#### [Set exercise]
Scan the lines below for the word "Drury". Copy each line you find it in.

#### [Information supplied]
________

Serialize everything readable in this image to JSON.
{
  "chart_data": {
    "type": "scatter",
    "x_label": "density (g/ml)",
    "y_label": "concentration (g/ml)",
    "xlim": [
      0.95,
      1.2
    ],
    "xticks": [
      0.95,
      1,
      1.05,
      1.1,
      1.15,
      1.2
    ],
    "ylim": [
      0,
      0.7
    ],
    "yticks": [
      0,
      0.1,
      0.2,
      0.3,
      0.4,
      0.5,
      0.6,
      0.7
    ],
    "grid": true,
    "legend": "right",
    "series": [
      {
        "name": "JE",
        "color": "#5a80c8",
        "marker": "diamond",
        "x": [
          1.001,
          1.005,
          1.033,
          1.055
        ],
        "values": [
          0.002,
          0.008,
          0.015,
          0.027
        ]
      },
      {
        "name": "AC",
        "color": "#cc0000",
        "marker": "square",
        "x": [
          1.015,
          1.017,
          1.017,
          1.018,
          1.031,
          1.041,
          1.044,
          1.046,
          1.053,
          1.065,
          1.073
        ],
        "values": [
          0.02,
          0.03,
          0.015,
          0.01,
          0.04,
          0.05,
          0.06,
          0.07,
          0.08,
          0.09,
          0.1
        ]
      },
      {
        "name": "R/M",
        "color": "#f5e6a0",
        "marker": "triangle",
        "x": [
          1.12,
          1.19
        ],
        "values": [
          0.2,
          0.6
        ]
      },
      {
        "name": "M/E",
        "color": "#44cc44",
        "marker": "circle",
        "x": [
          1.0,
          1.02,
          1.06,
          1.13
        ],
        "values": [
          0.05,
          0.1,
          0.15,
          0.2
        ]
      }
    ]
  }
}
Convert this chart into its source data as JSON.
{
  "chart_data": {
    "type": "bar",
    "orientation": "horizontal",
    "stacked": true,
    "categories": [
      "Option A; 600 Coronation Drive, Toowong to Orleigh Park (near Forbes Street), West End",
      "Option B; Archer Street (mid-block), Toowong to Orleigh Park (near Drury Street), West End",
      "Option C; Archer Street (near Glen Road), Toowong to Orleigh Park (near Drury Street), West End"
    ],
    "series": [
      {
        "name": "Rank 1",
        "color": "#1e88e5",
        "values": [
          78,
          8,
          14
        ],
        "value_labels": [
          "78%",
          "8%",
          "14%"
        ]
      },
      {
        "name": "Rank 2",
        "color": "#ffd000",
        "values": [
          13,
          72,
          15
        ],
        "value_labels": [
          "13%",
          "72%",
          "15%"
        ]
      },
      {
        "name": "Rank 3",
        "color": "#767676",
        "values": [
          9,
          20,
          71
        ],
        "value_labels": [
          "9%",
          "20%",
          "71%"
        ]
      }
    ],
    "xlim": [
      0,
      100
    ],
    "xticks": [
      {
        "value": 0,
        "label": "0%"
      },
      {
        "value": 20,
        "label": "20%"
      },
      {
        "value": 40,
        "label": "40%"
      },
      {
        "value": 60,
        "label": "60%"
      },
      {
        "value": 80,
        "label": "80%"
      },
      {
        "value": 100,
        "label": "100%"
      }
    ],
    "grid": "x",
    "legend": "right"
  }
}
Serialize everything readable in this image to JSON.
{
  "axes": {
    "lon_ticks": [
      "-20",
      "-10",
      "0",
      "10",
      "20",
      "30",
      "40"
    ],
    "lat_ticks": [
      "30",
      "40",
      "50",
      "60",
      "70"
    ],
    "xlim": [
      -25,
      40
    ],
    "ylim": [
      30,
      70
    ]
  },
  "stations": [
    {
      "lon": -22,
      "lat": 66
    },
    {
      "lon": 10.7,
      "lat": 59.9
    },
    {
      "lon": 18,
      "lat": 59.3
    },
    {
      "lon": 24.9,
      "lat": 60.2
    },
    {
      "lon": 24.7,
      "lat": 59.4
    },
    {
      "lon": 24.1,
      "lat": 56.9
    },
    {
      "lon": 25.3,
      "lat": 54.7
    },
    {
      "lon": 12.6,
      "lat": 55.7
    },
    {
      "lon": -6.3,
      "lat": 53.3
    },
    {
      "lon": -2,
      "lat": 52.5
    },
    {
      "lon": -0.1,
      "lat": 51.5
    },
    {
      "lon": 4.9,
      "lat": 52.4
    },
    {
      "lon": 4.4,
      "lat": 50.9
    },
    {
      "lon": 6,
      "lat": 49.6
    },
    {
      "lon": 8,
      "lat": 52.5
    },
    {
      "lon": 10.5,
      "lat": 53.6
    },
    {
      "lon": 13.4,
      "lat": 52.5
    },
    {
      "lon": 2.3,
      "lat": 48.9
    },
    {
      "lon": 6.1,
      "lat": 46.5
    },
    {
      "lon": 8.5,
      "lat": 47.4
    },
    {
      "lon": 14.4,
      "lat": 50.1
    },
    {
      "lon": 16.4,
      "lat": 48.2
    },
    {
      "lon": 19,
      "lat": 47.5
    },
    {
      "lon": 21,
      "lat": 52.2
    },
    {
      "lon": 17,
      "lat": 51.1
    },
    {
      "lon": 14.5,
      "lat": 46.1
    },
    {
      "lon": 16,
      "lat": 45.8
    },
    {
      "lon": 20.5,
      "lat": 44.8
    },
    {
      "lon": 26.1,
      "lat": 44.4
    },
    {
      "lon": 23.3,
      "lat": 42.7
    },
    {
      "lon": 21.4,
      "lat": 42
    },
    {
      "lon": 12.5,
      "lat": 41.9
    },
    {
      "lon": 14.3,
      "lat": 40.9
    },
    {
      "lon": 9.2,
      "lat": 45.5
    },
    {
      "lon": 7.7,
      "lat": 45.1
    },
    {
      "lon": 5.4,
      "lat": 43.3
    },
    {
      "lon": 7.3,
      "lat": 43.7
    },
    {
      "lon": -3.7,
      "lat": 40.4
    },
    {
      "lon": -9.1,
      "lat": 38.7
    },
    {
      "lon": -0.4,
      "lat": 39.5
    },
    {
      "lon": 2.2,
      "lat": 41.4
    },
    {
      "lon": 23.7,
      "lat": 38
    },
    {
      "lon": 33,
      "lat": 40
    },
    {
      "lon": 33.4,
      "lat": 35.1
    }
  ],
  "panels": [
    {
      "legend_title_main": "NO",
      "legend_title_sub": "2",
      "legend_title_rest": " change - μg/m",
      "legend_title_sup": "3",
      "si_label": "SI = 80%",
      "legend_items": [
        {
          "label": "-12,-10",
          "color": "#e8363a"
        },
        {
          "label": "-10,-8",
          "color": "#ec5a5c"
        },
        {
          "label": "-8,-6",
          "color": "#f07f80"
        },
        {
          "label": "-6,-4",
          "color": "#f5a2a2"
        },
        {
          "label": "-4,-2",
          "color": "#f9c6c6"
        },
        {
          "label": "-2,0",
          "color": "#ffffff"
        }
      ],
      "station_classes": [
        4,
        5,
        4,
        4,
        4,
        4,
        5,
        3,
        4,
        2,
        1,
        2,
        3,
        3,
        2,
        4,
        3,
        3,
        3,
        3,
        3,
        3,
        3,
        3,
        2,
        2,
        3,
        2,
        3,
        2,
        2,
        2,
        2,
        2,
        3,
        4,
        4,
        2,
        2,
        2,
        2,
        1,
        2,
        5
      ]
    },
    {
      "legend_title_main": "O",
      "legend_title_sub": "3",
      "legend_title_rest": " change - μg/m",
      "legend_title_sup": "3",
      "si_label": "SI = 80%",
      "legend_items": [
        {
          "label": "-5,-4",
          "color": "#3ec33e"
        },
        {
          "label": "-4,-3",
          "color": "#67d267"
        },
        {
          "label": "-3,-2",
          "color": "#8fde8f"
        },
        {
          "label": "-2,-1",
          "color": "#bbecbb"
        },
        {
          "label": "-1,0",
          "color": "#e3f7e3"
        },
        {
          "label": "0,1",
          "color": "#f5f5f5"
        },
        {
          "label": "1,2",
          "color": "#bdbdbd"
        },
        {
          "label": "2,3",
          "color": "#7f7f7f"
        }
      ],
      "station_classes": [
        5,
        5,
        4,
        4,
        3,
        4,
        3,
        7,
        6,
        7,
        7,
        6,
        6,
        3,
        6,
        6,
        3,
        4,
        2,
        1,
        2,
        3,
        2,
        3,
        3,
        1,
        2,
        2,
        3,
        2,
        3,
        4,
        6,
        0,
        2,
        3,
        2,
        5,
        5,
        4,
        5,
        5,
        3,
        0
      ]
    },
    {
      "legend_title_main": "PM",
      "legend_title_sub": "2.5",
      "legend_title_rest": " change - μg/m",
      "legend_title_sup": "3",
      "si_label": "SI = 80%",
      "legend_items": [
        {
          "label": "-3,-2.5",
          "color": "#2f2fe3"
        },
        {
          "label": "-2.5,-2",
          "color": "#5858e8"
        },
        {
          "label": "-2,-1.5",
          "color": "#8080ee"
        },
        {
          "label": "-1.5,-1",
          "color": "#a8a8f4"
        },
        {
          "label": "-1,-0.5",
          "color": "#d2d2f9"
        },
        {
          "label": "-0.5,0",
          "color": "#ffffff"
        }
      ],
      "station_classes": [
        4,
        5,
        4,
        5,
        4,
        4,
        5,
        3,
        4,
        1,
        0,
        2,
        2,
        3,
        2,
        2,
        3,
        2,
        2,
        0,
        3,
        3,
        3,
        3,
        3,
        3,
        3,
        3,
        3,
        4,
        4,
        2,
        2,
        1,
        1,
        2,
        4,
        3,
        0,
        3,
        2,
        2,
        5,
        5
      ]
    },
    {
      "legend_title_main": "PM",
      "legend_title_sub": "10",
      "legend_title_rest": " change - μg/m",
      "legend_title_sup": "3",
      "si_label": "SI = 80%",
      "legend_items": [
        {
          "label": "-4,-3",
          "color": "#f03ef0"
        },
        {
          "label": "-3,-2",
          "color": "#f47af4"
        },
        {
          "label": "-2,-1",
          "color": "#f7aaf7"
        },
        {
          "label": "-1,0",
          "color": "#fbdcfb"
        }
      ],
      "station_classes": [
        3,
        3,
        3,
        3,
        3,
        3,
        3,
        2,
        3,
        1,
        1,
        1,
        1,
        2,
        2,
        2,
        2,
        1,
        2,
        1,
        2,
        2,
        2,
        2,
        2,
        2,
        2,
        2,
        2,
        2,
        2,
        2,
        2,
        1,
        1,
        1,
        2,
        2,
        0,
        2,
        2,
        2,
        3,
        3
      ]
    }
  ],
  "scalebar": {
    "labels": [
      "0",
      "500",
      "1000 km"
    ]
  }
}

________

#### [Solution to the problem]
      "Option B; Archer Street (mid-block), Toowong to Orleigh Park (near Drury Street), West End",
      "Option C; Archer Street (near Glen Road), Toowong to Orleigh Park (near Drury Street), West End"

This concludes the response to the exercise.